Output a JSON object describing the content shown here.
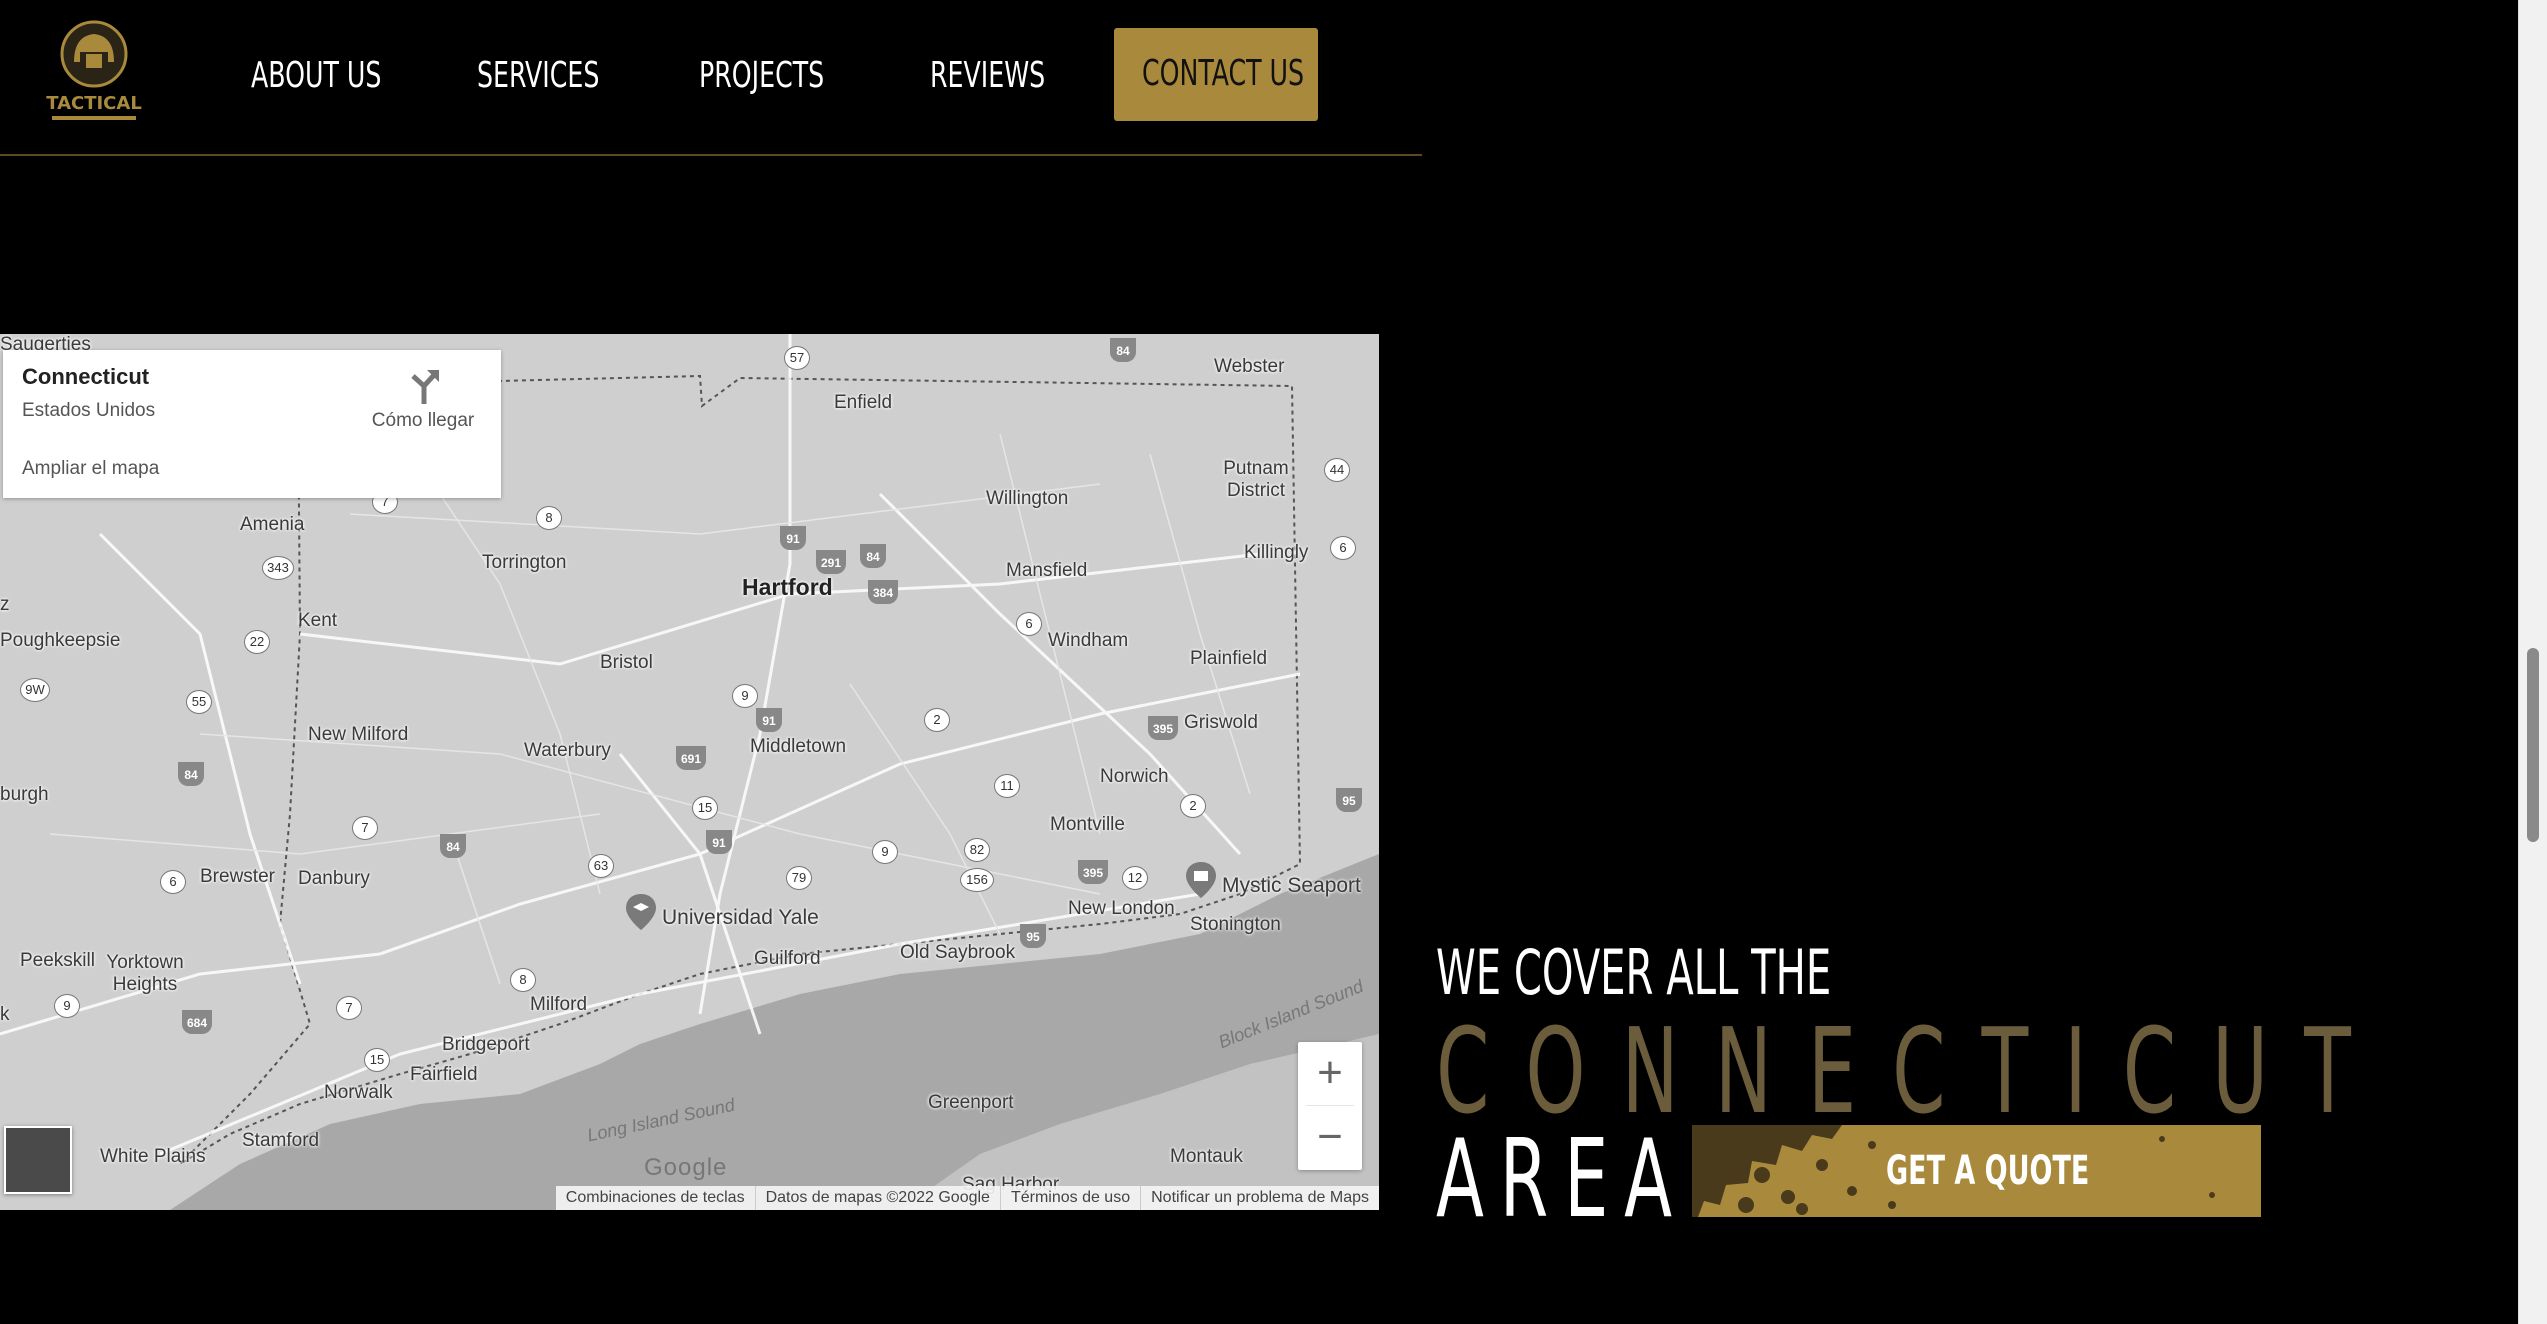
{
  "colors": {
    "accent_gold": "#a98a3d",
    "state_text": "#6b5c3c",
    "background": "#000000"
  },
  "logo": {
    "text": "TACTICAL"
  },
  "nav": {
    "items": [
      {
        "label": "ABOUT US"
      },
      {
        "label": "SERVICES"
      },
      {
        "label": "PROJECTS"
      },
      {
        "label": "REVIEWS"
      }
    ],
    "contact_label": "CONTACT US"
  },
  "map": {
    "info_card": {
      "title": "Connecticut",
      "subtitle": "Estados Unidos",
      "directions_label": "Cómo llegar",
      "enlarge_link": "Ampliar el mapa"
    },
    "places": [
      "Saugerties",
      "Enfield",
      "Webster",
      "Putnam District",
      "Willington",
      "Killingly",
      "Amenia",
      "Torrington",
      "Hartford",
      "Mansfield",
      "Kent",
      "Poughkeepsie",
      "Bristol",
      "Windham",
      "Plainfield",
      "Griswold",
      "New Milford",
      "Waterbury",
      "Middletown",
      "Norwich",
      "burgh",
      "Montville",
      "Brewster",
      "Danbury",
      "Mystic Seaport",
      "Universidad Yale",
      "New London",
      "Stonington",
      "Guilford",
      "Old Saybrook",
      "Peekskill",
      "Yorktown Heights",
      "Milford",
      "Bridgeport",
      "Fairfield",
      "Norwalk",
      "Greenport",
      "Stamford",
      "White Plains",
      "Montauk",
      "Sag Harbor",
      "z",
      "k"
    ],
    "water_labels": [
      "Long Island Sound",
      "Block Island Sound"
    ],
    "route_shields": [
      "57",
      "84",
      "44",
      "8",
      "7",
      "343",
      "22",
      "91",
      "291",
      "84",
      "384",
      "6",
      "6",
      "9W",
      "55",
      "9",
      "2",
      "691",
      "91",
      "395",
      "84",
      "11",
      "2",
      "95",
      "15",
      "7",
      "84",
      "9",
      "82",
      "63",
      "91",
      "79",
      "156",
      "395",
      "12",
      "6",
      "95",
      "8",
      "7",
      "9",
      "684",
      "15"
    ],
    "google_logo": "Google",
    "zoom_in": "+",
    "zoom_out": "−",
    "footer": {
      "shortcuts": "Combinaciones de teclas",
      "map_data": "Datos de mapas ©2022 Google",
      "terms": "Términos de uso",
      "report": "Notificar un problema de Maps"
    }
  },
  "cover": {
    "line1": "WE COVER ALL THE",
    "state": "CONNECTICUT",
    "area": "AREA",
    "quote_button": "GET A QUOTE"
  }
}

AIM OF THE TASK: Give back every line exactly as it stands, pictures excluded.

ANSWER TO THE EXERCISE:
Output a JSON object describing the content shown here.
{
  "colors": {
    "accent_gold": "#a98a3d",
    "state_text": "#6b5c3c",
    "background": "#000000"
  },
  "logo": {
    "text": "TACTICAL"
  },
  "nav": {
    "items": [
      {
        "label": "ABOUT US"
      },
      {
        "label": "SERVICES"
      },
      {
        "label": "PROJECTS"
      },
      {
        "label": "REVIEWS"
      }
    ],
    "contact_label": "CONTACT US"
  },
  "map": {
    "info_card": {
      "title": "Connecticut",
      "subtitle": "Estados Unidos",
      "directions_label": "Cómo llegar",
      "enlarge_link": "Ampliar el mapa"
    },
    "places": [
      "Saugerties",
      "Enfield",
      "Webster",
      "Putnam District",
      "Willington",
      "Killingly",
      "Amenia",
      "Torrington",
      "Hartford",
      "Mansfield",
      "Kent",
      "Poughkeepsie",
      "Bristol",
      "Windham",
      "Plainfield",
      "Griswold",
      "New Milford",
      "Waterbury",
      "Middletown",
      "Norwich",
      "burgh",
      "Montville",
      "Brewster",
      "Danbury",
      "Mystic Seaport",
      "Universidad Yale",
      "New London",
      "Stonington",
      "Guilford",
      "Old Saybrook",
      "Peekskill",
      "Yorktown Heights",
      "Milford",
      "Bridgeport",
      "Fairfield",
      "Norwalk",
      "Greenport",
      "Stamford",
      "White Plains",
      "Montauk",
      "Sag Harbor",
      "z",
      "k"
    ],
    "water_labels": [
      "Long Island Sound",
      "Block Island Sound"
    ],
    "route_shields": [
      "57",
      "84",
      "44",
      "8",
      "7",
      "343",
      "22",
      "91",
      "291",
      "84",
      "384",
      "6",
      "6",
      "9W",
      "55",
      "9",
      "2",
      "691",
      "91",
      "395",
      "84",
      "11",
      "2",
      "95",
      "15",
      "7",
      "84",
      "9",
      "82",
      "63",
      "91",
      "79",
      "156",
      "395",
      "12",
      "6",
      "95",
      "8",
      "7",
      "9",
      "684",
      "15"
    ],
    "google_logo": "Google",
    "zoom_in": "+",
    "zoom_out": "−",
    "footer": {
      "shortcuts": "Combinaciones de teclas",
      "map_data": "Datos de mapas ©2022 Google",
      "terms": "Términos de uso",
      "report": "Notificar un problema de Maps"
    }
  },
  "cover": {
    "line1": "WE COVER ALL THE",
    "state": "CONNECTICUT",
    "area": "AREA",
    "quote_button": "GET A QUOTE"
  }
}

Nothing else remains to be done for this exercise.